__What to work on__
Below are records to repeat exactly. Omit the pictures from the copy.

[Saved entries]
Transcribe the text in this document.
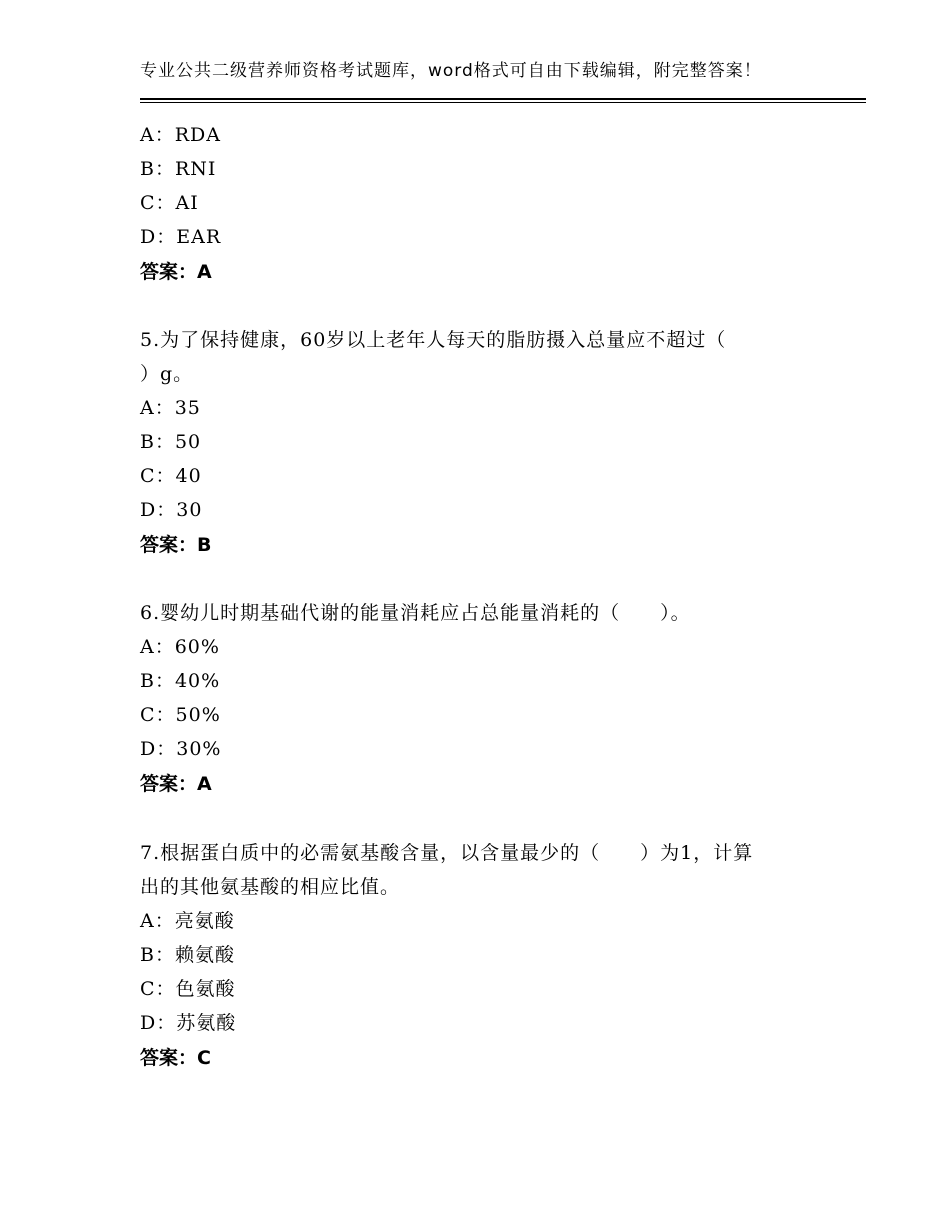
专业公共二级营养师资格考试题库，word格式可自由下载编辑，附完整答案！
A：RDA
B：RNI
C：AI
D：EAR
答案：A
5.为了保持健康，60岁以上老年人每天的脂肪摄入总量应不超过（
）g。
A：35
B：50
C：40
D：30
答案：B
6.婴幼儿时期基础代谢的能量消耗应占总能量消耗的（　　）。
A：60%
B：40%
C：50%
D：30%
答案：A
7.根据蛋白质中的必需氨基酸含量，以含量最少的（　　）为1，计算
出的其他氨基酸的相应比值。
A：亮氨酸
B：赖氨酸
C：色氨酸
D：苏氨酸
答案：C
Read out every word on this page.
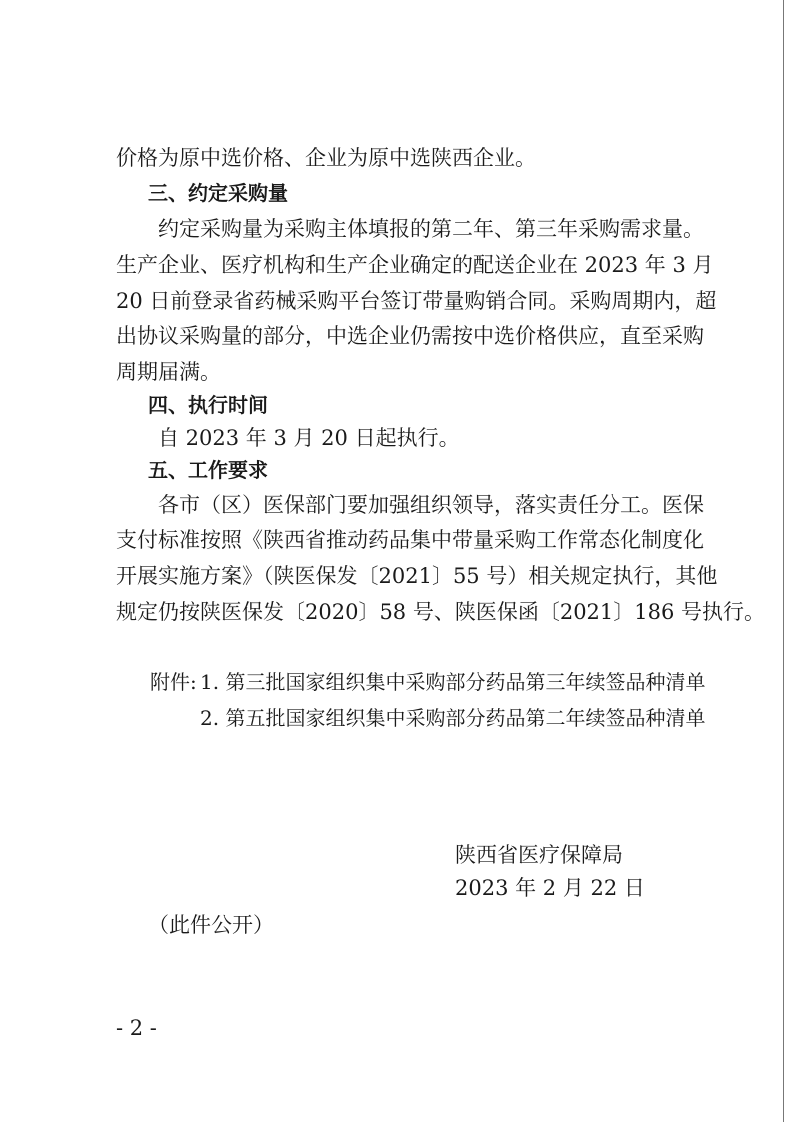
价格为原中选价格、企业为原中选陕西企业。
三、约定采购量
约定采购量为采购主体填报的第二年、第三年采购需求量。
生产企业、医疗机构和生产企业确定的配送企业在 2023 年 3 月
20 日前登录省药械采购平台签订带量购销合同。采购周期内，超
出协议采购量的部分，中选企业仍需按中选价格供应，直至采购
周期届满。
四、执行时间
自 2023 年 3 月 20 日起执行。
五、工作要求
各市（区）医保部门要加强组织领导，落实责任分工。医保
支付标准按照《陕西省推动药品集中带量采购工作常态化制度化
开展实施方案》（陕医保发〔2021〕55 号）相关规定执行，其他
规定仍按陕医保发〔2020〕58 号、陕医保函〔2021〕186 号执行。
附件: 1. 第三批国家组织集中采购部分药品第三年续签品种清单
2. 第五批国家组织集中采购部分药品第二年续签品种清单
陕西省医疗保障局
2023 年 2 月 22 日
（此件公开）
- 2 -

__Output for this exercise__
Transcribe the text in this document.
专业公共二级营养师资格考试题库，word格式可自由下载编辑，附完整答案！
A：RDA
B：RNI
C：AI
D：EAR
答案：A
5.为了保持健康，60岁以上老年人每天的脂肪摄入总量应不超过（
）g。
A：35
B：50
C：40
D：30
答案：B
6.婴幼儿时期基础代谢的能量消耗应占总能量消耗的（　　）。
A：60%
B：40%
C：50%
D：30%
答案：A
7.根据蛋白质中的必需氨基酸含量，以含量最少的（　　）为1，计算
出的其他氨基酸的相应比值。
A：亮氨酸
B：赖氨酸
C：色氨酸
D：苏氨酸
答案：C
Read out every word on this page.
价格为原中选价格、企业为原中选陕西企业。
三、约定采购量
约定采购量为采购主体填报的第二年、第三年采购需求量。
生产企业、医疗机构和生产企业确定的配送企业在 2023 年 3 月
20 日前登录省药械采购平台签订带量购销合同。采购周期内，超
出协议采购量的部分，中选企业仍需按中选价格供应，直至采购
周期届满。
四、执行时间
自 2023 年 3 月 20 日起执行。
五、工作要求
各市（区）医保部门要加强组织领导，落实责任分工。医保
支付标准按照《陕西省推动药品集中带量采购工作常态化制度化
开展实施方案》（陕医保发〔2021〕55 号）相关规定执行，其他
规定仍按陕医保发〔2020〕58 号、陕医保函〔2021〕186 号执行。
附件: 1. 第三批国家组织集中采购部分药品第三年续签品种清单
2. 第五批国家组织集中采购部分药品第二年续签品种清单
陕西省医疗保障局
2023 年 2 月 22 日
（此件公开）
- 2 -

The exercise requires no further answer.